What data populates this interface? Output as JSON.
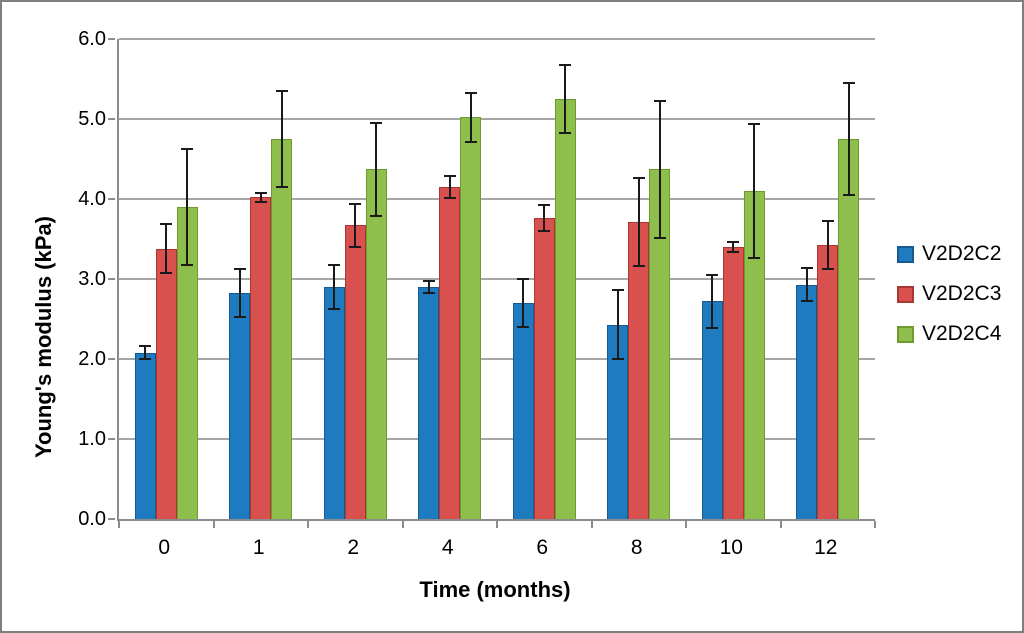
{
  "chart_data": {
    "type": "bar",
    "title": "",
    "xlabel": "Time (months)",
    "ylabel": "Young's modulus (kPa)",
    "categories": [
      "0",
      "1",
      "2",
      "4",
      "6",
      "8",
      "10",
      "12"
    ],
    "y_ticks": [
      "0.0",
      "1.0",
      "2.0",
      "3.0",
      "4.0",
      "5.0",
      "6.0"
    ],
    "ylim": [
      0,
      6
    ],
    "grid": "horizontal",
    "legend_position": "right",
    "error_bars": true,
    "series": [
      {
        "name": "V2D2C2",
        "fill": "#1f7bc0",
        "border": "#175a8e",
        "values": [
          2.08,
          2.82,
          2.9,
          2.9,
          2.7,
          2.43,
          2.72,
          2.93
        ],
        "errors": [
          0.08,
          0.3,
          0.28,
          0.07,
          0.3,
          0.43,
          0.33,
          0.21
        ]
      },
      {
        "name": "V2D2C3",
        "fill": "#d9514e",
        "border": "#a93734",
        "values": [
          3.38,
          4.02,
          3.67,
          4.15,
          3.76,
          3.71,
          3.4,
          3.42
        ],
        "errors": [
          0.31,
          0.06,
          0.27,
          0.14,
          0.16,
          0.55,
          0.06,
          0.3
        ]
      },
      {
        "name": "V2D2C4",
        "fill": "#8ebe4c",
        "border": "#6d9b2e",
        "values": [
          3.9,
          4.75,
          4.37,
          5.02,
          5.25,
          4.37,
          4.1,
          4.75
        ],
        "errors": [
          0.72,
          0.6,
          0.58,
          0.31,
          0.43,
          0.86,
          0.84,
          0.7
        ]
      }
    ]
  },
  "colors": {
    "gridline": "#a6a6a6",
    "axis": "#8c8c8c",
    "frame": "#7f7f7f",
    "error_bar": "#1a1a1a",
    "background": "#ffffff",
    "text": "#000000"
  }
}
----
What to do
Give the entries again without a single change, but with no pictures.

Task result
What data populates this interface? Output as JSON.
{
  "chart_data": {
    "type": "bar",
    "title": "",
    "xlabel": "Time (months)",
    "ylabel": "Young's modulus (kPa)",
    "categories": [
      "0",
      "1",
      "2",
      "4",
      "6",
      "8",
      "10",
      "12"
    ],
    "y_ticks": [
      "0.0",
      "1.0",
      "2.0",
      "3.0",
      "4.0",
      "5.0",
      "6.0"
    ],
    "ylim": [
      0,
      6
    ],
    "grid": "horizontal",
    "legend_position": "right",
    "error_bars": true,
    "series": [
      {
        "name": "V2D2C2",
        "fill": "#1f7bc0",
        "border": "#175a8e",
        "values": [
          2.08,
          2.82,
          2.9,
          2.9,
          2.7,
          2.43,
          2.72,
          2.93
        ],
        "errors": [
          0.08,
          0.3,
          0.28,
          0.07,
          0.3,
          0.43,
          0.33,
          0.21
        ]
      },
      {
        "name": "V2D2C3",
        "fill": "#d9514e",
        "border": "#a93734",
        "values": [
          3.38,
          4.02,
          3.67,
          4.15,
          3.76,
          3.71,
          3.4,
          3.42
        ],
        "errors": [
          0.31,
          0.06,
          0.27,
          0.14,
          0.16,
          0.55,
          0.06,
          0.3
        ]
      },
      {
        "name": "V2D2C4",
        "fill": "#8ebe4c",
        "border": "#6d9b2e",
        "values": [
          3.9,
          4.75,
          4.37,
          5.02,
          5.25,
          4.37,
          4.1,
          4.75
        ],
        "errors": [
          0.72,
          0.6,
          0.58,
          0.31,
          0.43,
          0.86,
          0.84,
          0.7
        ]
      }
    ]
  },
  "colors": {
    "gridline": "#a6a6a6",
    "axis": "#8c8c8c",
    "frame": "#7f7f7f",
    "error_bar": "#1a1a1a",
    "background": "#ffffff",
    "text": "#000000"
  }
}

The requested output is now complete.